Set problem. Give the count of lines in the data that include "image", with no other words.

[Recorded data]
———

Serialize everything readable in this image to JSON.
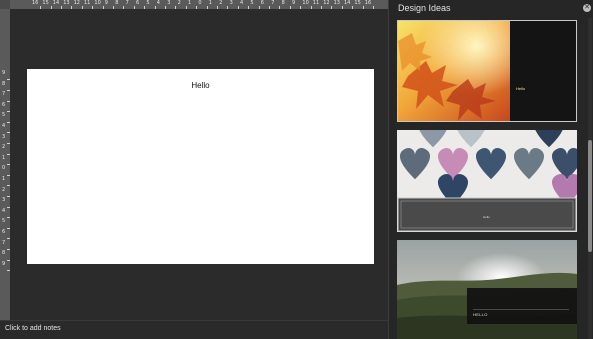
{
  "ruler": {
    "horizontal": [
      "16",
      "15",
      "14",
      "13",
      "12",
      "11",
      "10",
      "9",
      "8",
      "7",
      "6",
      "5",
      "4",
      "3",
      "2",
      "1",
      "0",
      "1",
      "2",
      "3",
      "4",
      "5",
      "6",
      "7",
      "8",
      "9",
      "10",
      "11",
      "12",
      "13",
      "14",
      "15",
      "16"
    ],
    "vertical": [
      "9",
      "8",
      "7",
      "6",
      "5",
      "4",
      "3",
      "2",
      "1",
      "0",
      "1",
      "2",
      "3",
      "4",
      "5",
      "6",
      "7",
      "8",
      "9"
    ]
  },
  "slide": {
    "title": "Hello"
  },
  "notes": {
    "placeholder": "Click to add notes"
  },
  "pane": {
    "title": "Design Ideas",
    "ideas": [
      {
        "text": "Hello",
        "accent": "#f4e2a0"
      },
      {
        "text": "Hello"
      },
      {
        "text": "HELLO"
      }
    ]
  },
  "colors": {
    "background": "#2b2b2b",
    "slide": "#ffffff",
    "ruler": "#5a5a5a"
  },
  "icons": {
    "close": "close-icon"
  }
}
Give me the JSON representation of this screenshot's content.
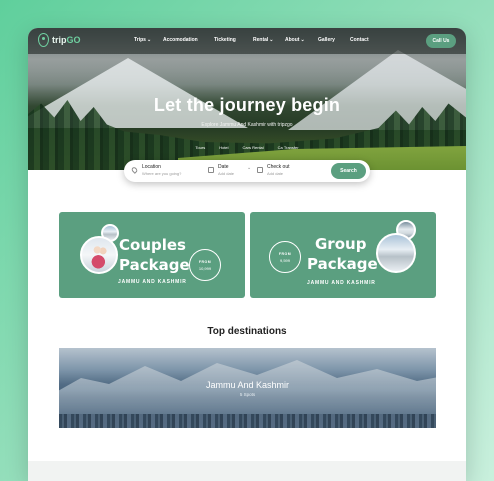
{
  "brand": {
    "name_prefix": "trip",
    "name_suffix": "GO"
  },
  "nav": {
    "items": [
      {
        "label": "Trips",
        "has_dropdown": true
      },
      {
        "label": "Accomodation",
        "has_dropdown": false
      },
      {
        "label": "Ticketing",
        "has_dropdown": false
      },
      {
        "label": "Rental",
        "has_dropdown": true
      },
      {
        "label": "About",
        "has_dropdown": true
      },
      {
        "label": "Gallery",
        "has_dropdown": false
      },
      {
        "label": "Contact",
        "has_dropdown": false
      }
    ],
    "chevron": "⌄",
    "call_label": "Call Us"
  },
  "hero": {
    "title": "Let the journey begin",
    "subtitle": "Explore Jammu And Kashmir with tripzgo",
    "tabs": [
      "Tours",
      "Hotel",
      "Cars Rental",
      "Ca Transfer"
    ]
  },
  "search": {
    "location_label": "Location",
    "location_placeholder": "Where are you going?",
    "date_label": "Date",
    "date_placeholder": "Add date",
    "checkout_label": "Check out",
    "checkout_placeholder": "Add date",
    "button_label": "Search"
  },
  "packages": [
    {
      "title_line1": "Couples",
      "title_line2": "Package",
      "region": "JAMMU AND KASHMIR",
      "from_label": "FROM",
      "price": "10,999"
    },
    {
      "title_line1": "Group",
      "title_line2": "Package",
      "region": "JAMMU AND KASHMIR",
      "from_label": "FROM",
      "price": "9,599"
    }
  ],
  "destinations": {
    "heading": "Top destinations",
    "items": [
      {
        "name": "Jammu And Kashmir",
        "count": "5 Spots"
      }
    ]
  },
  "colors": {
    "accent": "#5b9f80",
    "brand_green": "#6fd0a0",
    "background": "#5fcf9c"
  },
  "icons": [
    "location-pin-icon",
    "calendar-icon",
    "chevron-down-icon"
  ]
}
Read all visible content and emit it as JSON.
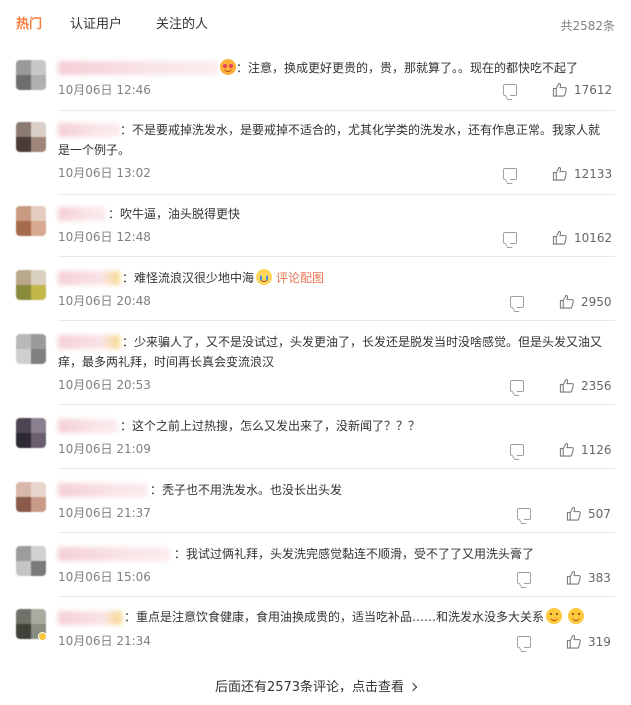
{
  "tabs": [
    {
      "label": "热门",
      "active": true
    },
    {
      "label": "认证用户",
      "active": false
    },
    {
      "label": "关注的人",
      "active": false
    }
  ],
  "total": "共2582条",
  "comments": [
    {
      "text": "：注意，换成更好更贵的，贵，那就算了。。现在的都快吃不起了",
      "time": "10月06日 12:46",
      "likes": "17612",
      "emoji_before": "eyes"
    },
    {
      "text": "：不是要戒掉洗发水，是要戒掉不适合的，尤其化学类的洗发水，还有作息正常。我家人就是一个例子。",
      "time": "10月06日 13:02",
      "likes": "12133"
    },
    {
      "text": "：吹牛逼，油头脱得更快",
      "time": "10月06日 12:48",
      "likes": "10162"
    },
    {
      "text": "：难怪流浪汉很少地中海",
      "time": "10月06日 20:48",
      "likes": "2950",
      "emoji_after": "cry",
      "pic_link": "评论配图"
    },
    {
      "text": "：少来骗人了，又不是没试过，头发更油了，长发还是脱发当时没啥感觉。但是头发又油又痒，最多两礼拜，时间再长真会变流浪汉",
      "time": "10月06日 20:53",
      "likes": "2356"
    },
    {
      "text": "：这个之前上过热搜，怎么又发出来了，没新闻了？？？",
      "time": "10月06日 21:09",
      "likes": "1126"
    },
    {
      "text": "：秃子也不用洗发水。也没长出头发",
      "time": "10月06日 21:37",
      "likes": "507"
    },
    {
      "text": "：我试过俩礼拜，头发洗完感觉黏连不顺滑，受不了了又用洗头膏了",
      "time": "10月06日 15:06",
      "likes": "383"
    },
    {
      "text": "：重点是注意饮食健康，食用油换成贵的，适当吃补品……和洗发水没多大关系",
      "time": "10月06日 21:34",
      "likes": "319",
      "emoji_after_double": true
    }
  ],
  "more_label": "后面还有2573条评论，点击查看",
  "colors": {
    "accent": "#fa7d3c",
    "pic_link": "#eb7350",
    "muted": "#808080"
  },
  "icons": {
    "reply": "comment-icon",
    "like": "thumb-up-icon",
    "more": "chevron-right-icon"
  }
}
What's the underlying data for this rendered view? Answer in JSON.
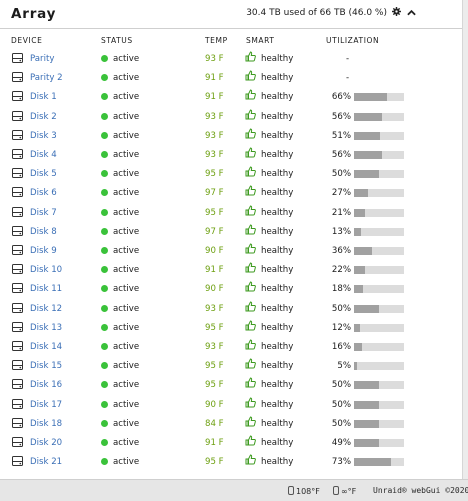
{
  "header": {
    "title": "Array",
    "summary": "30.4 TB used of 66 TB (46.0 %)",
    "gear_icon": "gear-icon",
    "collapse_icon": "chevron-up-icon"
  },
  "columns": {
    "device": "DEVICE",
    "status": "STATUS",
    "temp": "TEMP",
    "smart": "SMART",
    "utilization": "UTILIZATION"
  },
  "colors": {
    "status_active": "#3ac23a",
    "temp": "#6ea012",
    "link": "#3b6fb6",
    "bar_fill": "#a1a1a1",
    "bar_bg": "#dcdcdc"
  },
  "rows": [
    {
      "device": "Parity",
      "status": "active",
      "temp": "93 F",
      "smart": "healthy",
      "util": "-",
      "util_frac": null
    },
    {
      "device": "Parity 2",
      "status": "active",
      "temp": "91 F",
      "smart": "healthy",
      "util": "-",
      "util_frac": null
    },
    {
      "device": "Disk 1",
      "status": "active",
      "temp": "91 F",
      "smart": "healthy",
      "util": "66%",
      "util_frac": 0.66
    },
    {
      "device": "Disk 2",
      "status": "active",
      "temp": "93 F",
      "smart": "healthy",
      "util": "56%",
      "util_frac": 0.56
    },
    {
      "device": "Disk 3",
      "status": "active",
      "temp": "93 F",
      "smart": "healthy",
      "util": "51%",
      "util_frac": 0.51
    },
    {
      "device": "Disk 4",
      "status": "active",
      "temp": "93 F",
      "smart": "healthy",
      "util": "56%",
      "util_frac": 0.56
    },
    {
      "device": "Disk 5",
      "status": "active",
      "temp": "95 F",
      "smart": "healthy",
      "util": "50%",
      "util_frac": 0.5
    },
    {
      "device": "Disk 6",
      "status": "active",
      "temp": "97 F",
      "smart": "healthy",
      "util": "27%",
      "util_frac": 0.27
    },
    {
      "device": "Disk 7",
      "status": "active",
      "temp": "95 F",
      "smart": "healthy",
      "util": "21%",
      "util_frac": 0.21
    },
    {
      "device": "Disk 8",
      "status": "active",
      "temp": "97 F",
      "smart": "healthy",
      "util": "13%",
      "util_frac": 0.13
    },
    {
      "device": "Disk 9",
      "status": "active",
      "temp": "90 F",
      "smart": "healthy",
      "util": "36%",
      "util_frac": 0.36
    },
    {
      "device": "Disk 10",
      "status": "active",
      "temp": "91 F",
      "smart": "healthy",
      "util": "22%",
      "util_frac": 0.22
    },
    {
      "device": "Disk 11",
      "status": "active",
      "temp": "90 F",
      "smart": "healthy",
      "util": "18%",
      "util_frac": 0.18
    },
    {
      "device": "Disk 12",
      "status": "active",
      "temp": "93 F",
      "smart": "healthy",
      "util": "50%",
      "util_frac": 0.5
    },
    {
      "device": "Disk 13",
      "status": "active",
      "temp": "95 F",
      "smart": "healthy",
      "util": "12%",
      "util_frac": 0.12
    },
    {
      "device": "Disk 14",
      "status": "active",
      "temp": "93 F",
      "smart": "healthy",
      "util": "16%",
      "util_frac": 0.16
    },
    {
      "device": "Disk 15",
      "status": "active",
      "temp": "95 F",
      "smart": "healthy",
      "util": "5%",
      "util_frac": 0.05
    },
    {
      "device": "Disk 16",
      "status": "active",
      "temp": "95 F",
      "smart": "healthy",
      "util": "50%",
      "util_frac": 0.5
    },
    {
      "device": "Disk 17",
      "status": "active",
      "temp": "90 F",
      "smart": "healthy",
      "util": "50%",
      "util_frac": 0.5
    },
    {
      "device": "Disk 18",
      "status": "active",
      "temp": "84 F",
      "smart": "healthy",
      "util": "50%",
      "util_frac": 0.5
    },
    {
      "device": "Disk 20",
      "status": "active",
      "temp": "91 F",
      "smart": "healthy",
      "util": "49%",
      "util_frac": 0.49
    },
    {
      "device": "Disk 21",
      "status": "active",
      "temp": "95 F",
      "smart": "healthy",
      "util": "73%",
      "util_frac": 0.73
    }
  ],
  "footer": {
    "temp1": "108°F",
    "temp2": "∞°F",
    "copyright": "Unraid® webGui ©2020,"
  }
}
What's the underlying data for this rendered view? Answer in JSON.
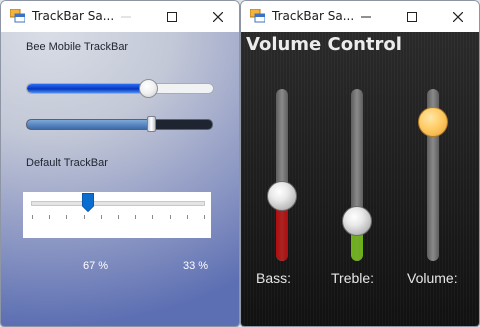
{
  "windows": [
    {
      "title": "TrackBar Sa...",
      "bee_label": "Bee Mobile TrackBar",
      "default_label": "Default TrackBar",
      "slider1_value": 0.67,
      "slider2_value": 0.67,
      "std_value": 0.33,
      "left_percent": "67 %",
      "right_percent": "33 %"
    },
    {
      "title": "TrackBar Sa...",
      "heading": "Volume Control",
      "sliders": [
        {
          "label": "Bass:",
          "value": 0.38,
          "fill_color": "#b20d0d",
          "knob": "metal"
        },
        {
          "label": "Treble:",
          "value": 0.23,
          "fill_color": "#6fb316",
          "knob": "metal"
        },
        {
          "label": "Volume:",
          "value": 0.81,
          "fill_color": "",
          "knob": "gold"
        }
      ]
    }
  ],
  "icons": {
    "app": "app-window-icon",
    "minimize": "minimize-icon",
    "maximize": "maximize-icon",
    "close": "close-icon"
  }
}
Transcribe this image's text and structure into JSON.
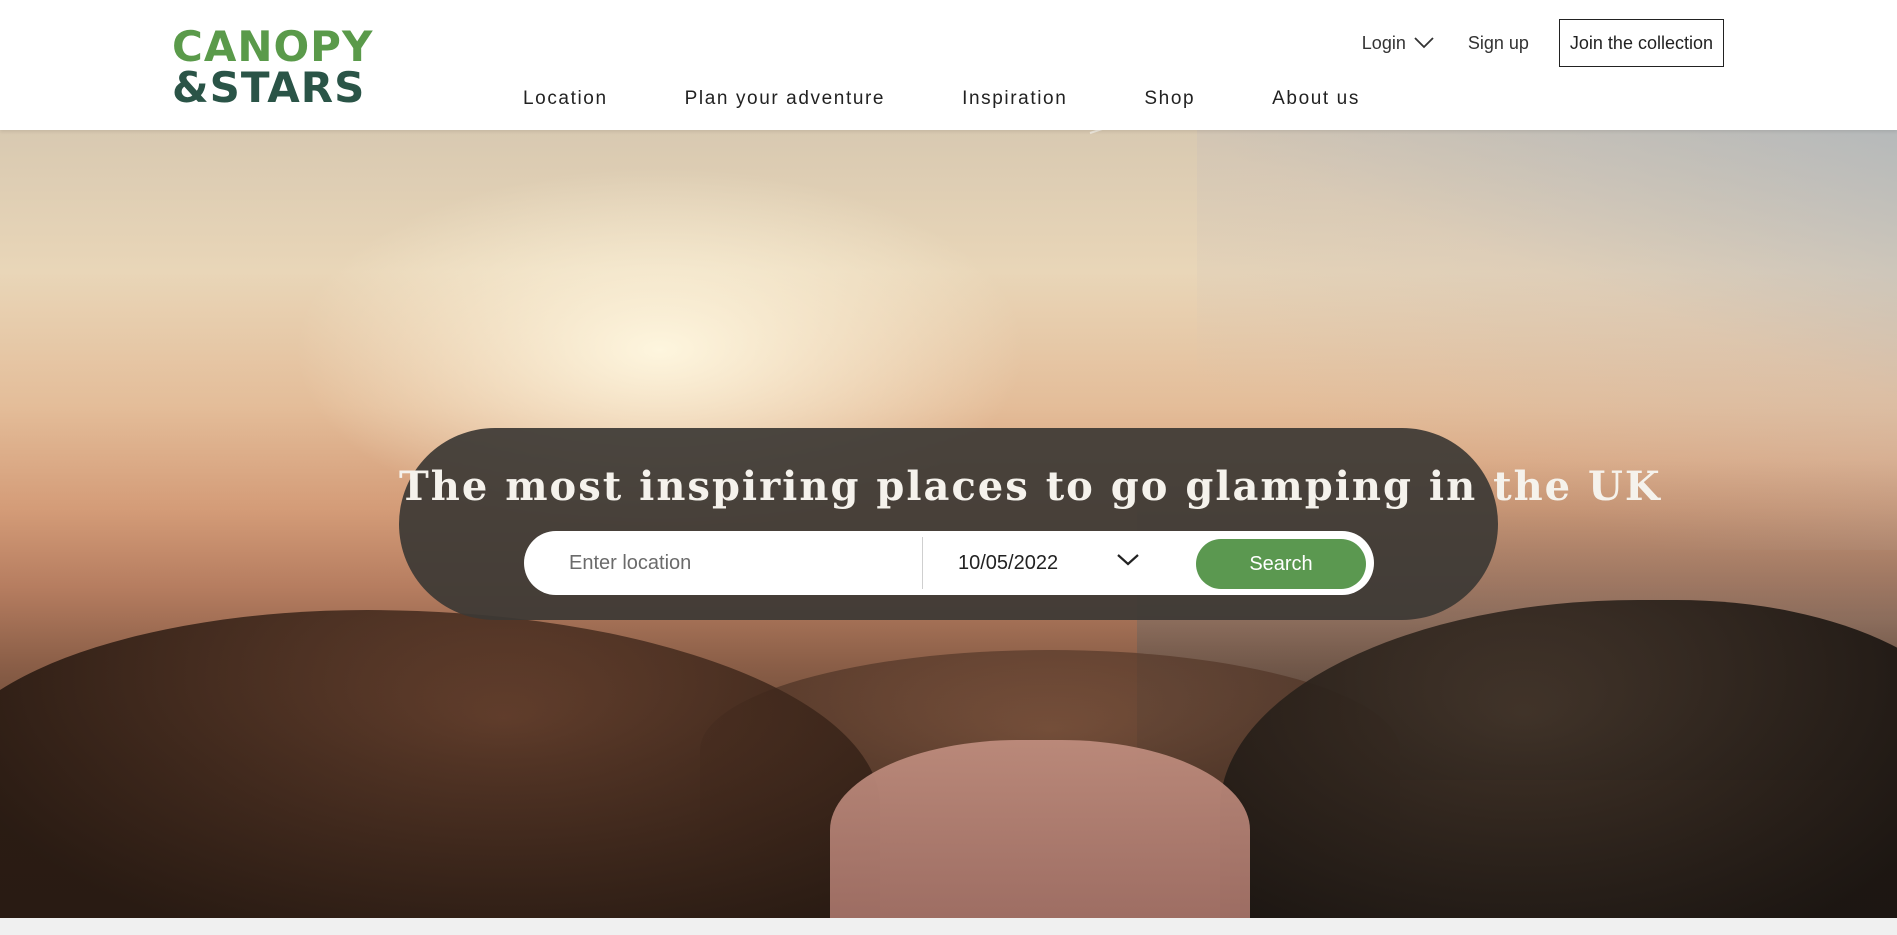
{
  "brand": {
    "logo_line1": "CANOPY",
    "logo_line2": "&STARS",
    "primary_color": "#5a9a4a",
    "secondary_color": "#2a5447"
  },
  "header": {
    "login_label": "Login",
    "signup_label": "Sign up",
    "join_label": "Join the collection"
  },
  "nav": {
    "items": [
      {
        "label": "Location"
      },
      {
        "label": "Plan your adventure"
      },
      {
        "label": "Inspiration"
      },
      {
        "label": "Shop"
      },
      {
        "label": "About us"
      }
    ]
  },
  "hero": {
    "title": "The most inspiring places to go glamping in the UK",
    "search": {
      "location_placeholder": "Enter location",
      "location_value": "",
      "date_value": "10/05/2022",
      "button_label": "Search",
      "button_color": "#5b9850"
    }
  },
  "icons": {
    "login_dropdown": "chevron-down-icon",
    "date_dropdown": "chevron-down-icon"
  }
}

———

Reply to the exercise. 2